◆ What is expected
Provide only the number of lines in the data below that contain the string "arrow".
══════════════════════════════
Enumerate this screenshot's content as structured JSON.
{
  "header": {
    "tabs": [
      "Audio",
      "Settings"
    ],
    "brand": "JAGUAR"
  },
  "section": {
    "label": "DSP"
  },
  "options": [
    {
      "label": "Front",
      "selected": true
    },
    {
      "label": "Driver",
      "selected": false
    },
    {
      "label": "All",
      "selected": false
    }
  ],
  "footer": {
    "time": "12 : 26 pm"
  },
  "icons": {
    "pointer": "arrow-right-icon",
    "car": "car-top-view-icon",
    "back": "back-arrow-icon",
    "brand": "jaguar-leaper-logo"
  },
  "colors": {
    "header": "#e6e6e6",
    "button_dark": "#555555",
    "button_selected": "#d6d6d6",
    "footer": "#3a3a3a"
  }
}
══════════════════════════════
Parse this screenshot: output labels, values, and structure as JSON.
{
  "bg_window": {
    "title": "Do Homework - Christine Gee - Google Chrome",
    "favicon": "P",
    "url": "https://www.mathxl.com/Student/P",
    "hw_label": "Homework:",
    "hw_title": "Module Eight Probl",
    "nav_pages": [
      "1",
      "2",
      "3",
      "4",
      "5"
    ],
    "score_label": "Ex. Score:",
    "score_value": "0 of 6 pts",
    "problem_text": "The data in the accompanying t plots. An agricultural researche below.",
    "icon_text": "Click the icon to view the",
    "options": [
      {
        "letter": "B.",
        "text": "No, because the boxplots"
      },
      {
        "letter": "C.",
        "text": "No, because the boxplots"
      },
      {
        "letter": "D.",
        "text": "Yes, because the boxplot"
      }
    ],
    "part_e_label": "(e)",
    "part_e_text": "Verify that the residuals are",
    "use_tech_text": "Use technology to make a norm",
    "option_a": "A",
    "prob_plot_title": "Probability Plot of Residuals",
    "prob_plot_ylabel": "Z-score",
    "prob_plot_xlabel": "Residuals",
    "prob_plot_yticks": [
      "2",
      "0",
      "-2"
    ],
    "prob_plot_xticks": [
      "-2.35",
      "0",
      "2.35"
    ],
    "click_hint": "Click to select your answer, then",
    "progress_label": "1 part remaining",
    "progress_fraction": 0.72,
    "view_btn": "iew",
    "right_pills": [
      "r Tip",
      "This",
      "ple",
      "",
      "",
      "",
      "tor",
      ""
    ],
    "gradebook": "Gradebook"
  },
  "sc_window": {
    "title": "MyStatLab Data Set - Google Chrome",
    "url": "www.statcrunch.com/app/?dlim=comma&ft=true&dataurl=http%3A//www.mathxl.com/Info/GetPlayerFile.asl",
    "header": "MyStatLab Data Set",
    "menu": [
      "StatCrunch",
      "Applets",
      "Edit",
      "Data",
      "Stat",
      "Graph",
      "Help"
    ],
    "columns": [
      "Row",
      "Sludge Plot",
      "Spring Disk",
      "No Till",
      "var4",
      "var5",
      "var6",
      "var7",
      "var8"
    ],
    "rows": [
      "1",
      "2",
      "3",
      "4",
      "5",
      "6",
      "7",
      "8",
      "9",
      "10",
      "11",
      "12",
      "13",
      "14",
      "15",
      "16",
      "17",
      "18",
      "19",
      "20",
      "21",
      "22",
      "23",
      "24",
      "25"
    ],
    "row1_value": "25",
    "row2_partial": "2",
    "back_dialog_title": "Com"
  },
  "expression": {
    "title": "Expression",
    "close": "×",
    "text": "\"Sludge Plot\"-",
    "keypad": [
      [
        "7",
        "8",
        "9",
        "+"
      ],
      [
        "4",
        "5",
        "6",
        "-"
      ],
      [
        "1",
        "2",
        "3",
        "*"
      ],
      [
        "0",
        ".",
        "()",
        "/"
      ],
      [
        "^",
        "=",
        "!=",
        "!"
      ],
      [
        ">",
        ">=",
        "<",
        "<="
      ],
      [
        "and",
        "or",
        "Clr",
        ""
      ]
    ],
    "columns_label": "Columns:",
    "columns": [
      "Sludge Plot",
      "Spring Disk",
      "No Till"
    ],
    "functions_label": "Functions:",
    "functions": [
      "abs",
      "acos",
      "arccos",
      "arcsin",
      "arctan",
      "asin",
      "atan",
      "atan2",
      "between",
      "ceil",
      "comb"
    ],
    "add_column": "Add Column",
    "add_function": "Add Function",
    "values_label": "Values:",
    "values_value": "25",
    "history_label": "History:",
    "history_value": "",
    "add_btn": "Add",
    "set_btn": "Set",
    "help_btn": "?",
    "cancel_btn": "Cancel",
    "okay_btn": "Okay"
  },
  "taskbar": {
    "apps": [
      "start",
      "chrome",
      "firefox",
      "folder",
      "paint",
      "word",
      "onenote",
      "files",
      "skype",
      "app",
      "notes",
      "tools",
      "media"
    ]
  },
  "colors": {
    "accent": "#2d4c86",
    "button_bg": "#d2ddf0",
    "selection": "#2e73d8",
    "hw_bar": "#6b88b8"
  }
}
══════════════════════════════
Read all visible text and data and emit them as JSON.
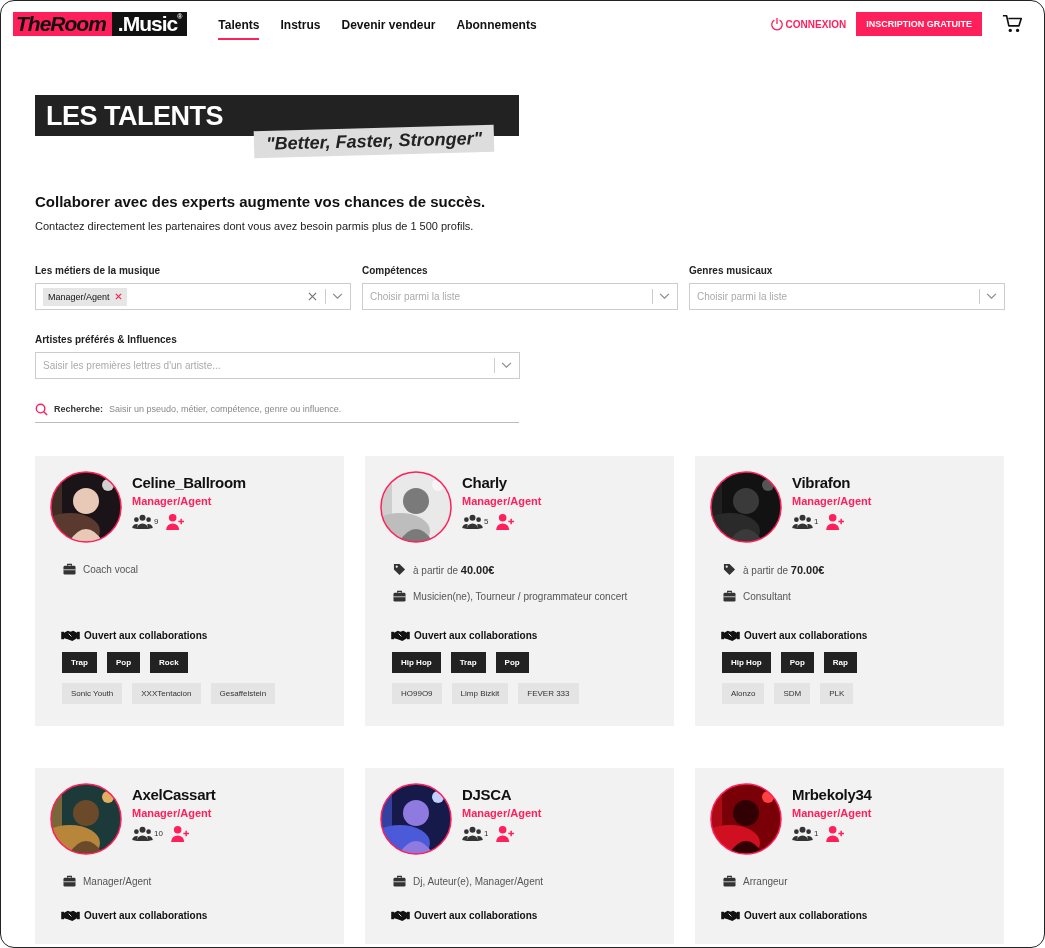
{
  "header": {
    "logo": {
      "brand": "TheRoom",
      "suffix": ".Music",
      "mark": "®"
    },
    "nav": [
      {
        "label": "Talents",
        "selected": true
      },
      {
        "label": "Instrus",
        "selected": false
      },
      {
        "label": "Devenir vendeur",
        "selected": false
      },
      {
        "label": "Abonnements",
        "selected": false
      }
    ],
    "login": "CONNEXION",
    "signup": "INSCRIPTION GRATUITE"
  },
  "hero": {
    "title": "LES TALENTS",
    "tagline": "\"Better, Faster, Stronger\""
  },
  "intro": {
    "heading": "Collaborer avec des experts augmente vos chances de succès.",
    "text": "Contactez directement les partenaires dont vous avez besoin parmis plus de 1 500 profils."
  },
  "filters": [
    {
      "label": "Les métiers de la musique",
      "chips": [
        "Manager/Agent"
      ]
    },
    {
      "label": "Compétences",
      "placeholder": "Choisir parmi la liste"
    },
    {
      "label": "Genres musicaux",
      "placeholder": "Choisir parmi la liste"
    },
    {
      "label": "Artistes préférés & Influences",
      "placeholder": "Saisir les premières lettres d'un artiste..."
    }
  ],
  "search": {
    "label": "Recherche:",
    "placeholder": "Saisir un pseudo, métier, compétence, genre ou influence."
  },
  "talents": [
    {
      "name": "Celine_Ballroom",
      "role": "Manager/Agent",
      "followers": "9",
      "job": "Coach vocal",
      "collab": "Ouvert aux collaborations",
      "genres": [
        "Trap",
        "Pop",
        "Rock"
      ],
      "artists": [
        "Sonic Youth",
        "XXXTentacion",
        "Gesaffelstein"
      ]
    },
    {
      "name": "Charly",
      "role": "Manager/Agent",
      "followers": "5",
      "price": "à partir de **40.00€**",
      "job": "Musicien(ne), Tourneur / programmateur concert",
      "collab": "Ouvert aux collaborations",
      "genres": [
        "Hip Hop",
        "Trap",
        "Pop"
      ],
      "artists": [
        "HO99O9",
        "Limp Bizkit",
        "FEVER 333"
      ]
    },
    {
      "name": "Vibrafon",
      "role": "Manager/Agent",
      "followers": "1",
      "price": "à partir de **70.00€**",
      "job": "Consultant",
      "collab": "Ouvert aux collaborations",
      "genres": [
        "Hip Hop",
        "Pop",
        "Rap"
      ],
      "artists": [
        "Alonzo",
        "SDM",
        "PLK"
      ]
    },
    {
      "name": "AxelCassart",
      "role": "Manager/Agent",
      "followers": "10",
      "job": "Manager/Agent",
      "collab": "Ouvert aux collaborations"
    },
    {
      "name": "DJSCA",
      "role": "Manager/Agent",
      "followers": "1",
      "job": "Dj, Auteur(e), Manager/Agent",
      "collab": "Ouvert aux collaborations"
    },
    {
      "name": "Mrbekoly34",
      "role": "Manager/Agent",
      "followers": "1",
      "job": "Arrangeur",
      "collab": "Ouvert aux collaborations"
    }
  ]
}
══════════════════════════════
◆ Task solution
2